**PAGE**
= = = =
Gujarat High Court
State Of Gujarat vs Vanrajsinh Bhupatsinh on 20 March, 2013
Author: M.R. Shah
Bench: M.R. Shah
STATE OF GUJARAT....Applicant(s)V/SVANRAJSINH BHUPATSINH PARMAR....Respondent(s) R/CR.MA/14756/2012 ORDER IN THE HIGH COURT OF GUJARAT AT AHMEDABAD CRIMINAL MISC.APPLICATION (FOR LEAVE TO APPEAL) NO.14756 of 2012 In CRIMINAL APPEAL NO. 1629 of 2012 With CRIMINAL APPEAL NO. 1629 of 2012 ============================================= STATE OF GUJARAT....Applicant(s) Versus VANRAJSINH BHUPATSINH PARMAR....Respondent(s) ============================================= Appearance: MS CM SHAH, ADDL. PUBLIC PROSECUTOR for the Applicant(s) No. 1 ============================================= CORAM: HONOURABLE MR.JUSTICE M.R. SHAH and HONOURABLE MR.JUSTICE S.H.VORA Date : 20/03/2013 ORAL ORDER
(PER : HONOURABLE MR.JUSTICE M.R. SHAH) [1.0] Present application under Section 378(1)(3) of the Code of Criminal Procedure, 1973 has been preferred by the applicant State of Gujarat for Leave to Appeal against the impugned judgment and order dated 13.06.2012 passed by the learned 8th Additional Sessions Judge, Vadodara in Sessions Case No.125 of 2009 acquitting the respondent herein original accused for the offence punishable under Sections 363, 366 and 376 of the Indian Penal Code, 1860 (hereinafter referred to as IPC ).
= = = =
**STORED RECORDS**
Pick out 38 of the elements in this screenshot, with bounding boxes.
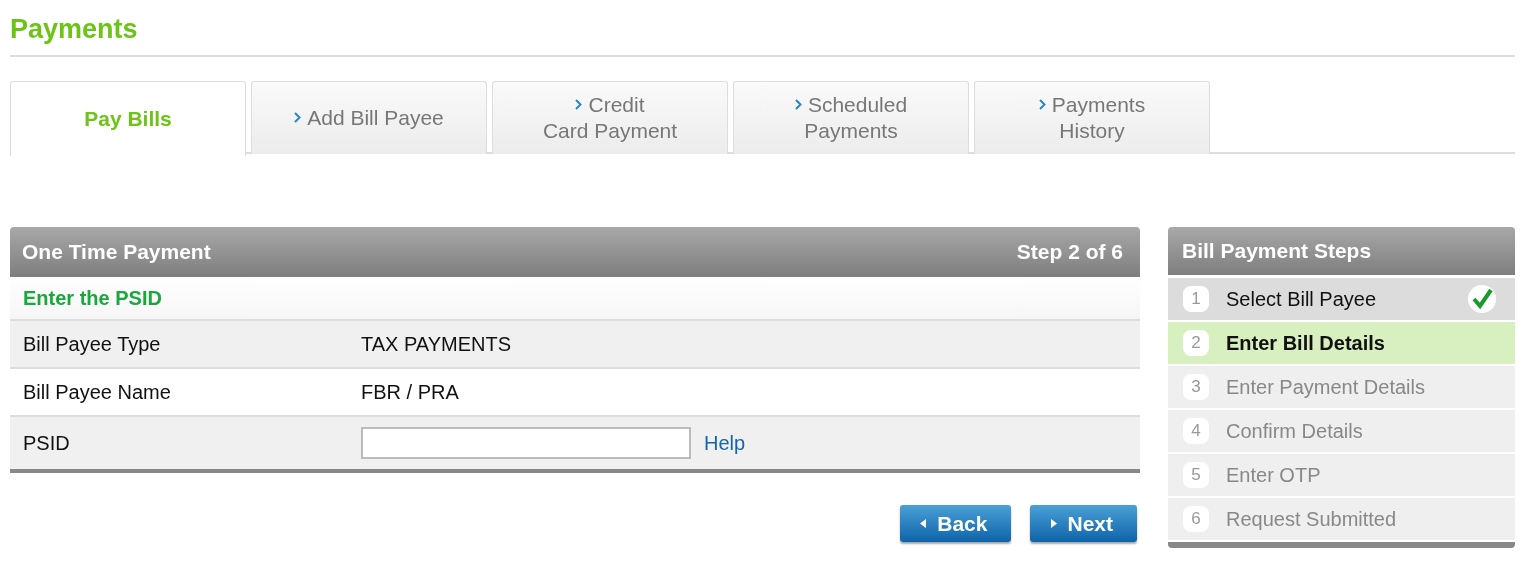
= = = =
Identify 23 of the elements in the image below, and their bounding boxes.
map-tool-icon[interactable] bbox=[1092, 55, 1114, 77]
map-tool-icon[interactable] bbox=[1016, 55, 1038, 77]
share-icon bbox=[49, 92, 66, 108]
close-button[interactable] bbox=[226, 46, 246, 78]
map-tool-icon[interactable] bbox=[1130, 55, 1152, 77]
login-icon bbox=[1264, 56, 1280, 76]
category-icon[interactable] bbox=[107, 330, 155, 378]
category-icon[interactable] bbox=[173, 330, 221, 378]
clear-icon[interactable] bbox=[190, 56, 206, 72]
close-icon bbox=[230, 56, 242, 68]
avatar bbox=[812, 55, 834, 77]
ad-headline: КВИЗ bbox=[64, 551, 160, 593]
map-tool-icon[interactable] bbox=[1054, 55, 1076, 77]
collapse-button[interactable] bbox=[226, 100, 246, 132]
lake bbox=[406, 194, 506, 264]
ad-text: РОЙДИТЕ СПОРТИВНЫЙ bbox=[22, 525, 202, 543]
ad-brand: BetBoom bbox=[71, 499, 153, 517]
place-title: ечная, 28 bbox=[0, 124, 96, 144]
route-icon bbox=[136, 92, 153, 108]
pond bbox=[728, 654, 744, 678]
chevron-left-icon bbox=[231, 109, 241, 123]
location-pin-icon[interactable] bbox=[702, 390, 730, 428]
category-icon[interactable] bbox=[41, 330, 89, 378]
= = = =
**TASKS FOR THIS EXERCISE**
a: According to the Gujarat High Court order, which court passed the impugned judgment and order dated 13.06.2012?
b: Resume the Gujarat High Court order, starting after its last sentence.
The rows are separate material and are unrelated to the Gujarat High Court order.

**THE RESULTS**
a: The learned 8th Additional Sessions Judge, Vadodara.

b:
[2.0] Ms. C.M. Shah, learned Additional Public Prosecutor appearing on behalf of the applicant State has produced the relevant evidence produced before the learned trial Court inclusive of the deposition of the prosecutrix PW-9 Priyankaben Vikramsinh.
[3.0] On perusal of the impugned judgment and order of acquittal and the evidence on record and for the reasons stated hereinafter, we do not see any ground to grant Leave to Appeal to the applicant against the impugned judgment and order of acquittal. Therefore, we have considered the relevant evidence at this stage to satisfy ourselves whether any Leave to Appeal as prayed for is required to be granted or not.
[3.1] On perusal of the impugned judgment and order it appears that the respondent herein original accused was charged/prosecuted for the offences punishable under Sections 363, 366 and 376 of the IPC alleging inter alia that he had run away with the daughter of the complainant Vikramsinh Chhatrasinh Parmar aged 17 & ¿ years and had sexual intercourse with his daughter.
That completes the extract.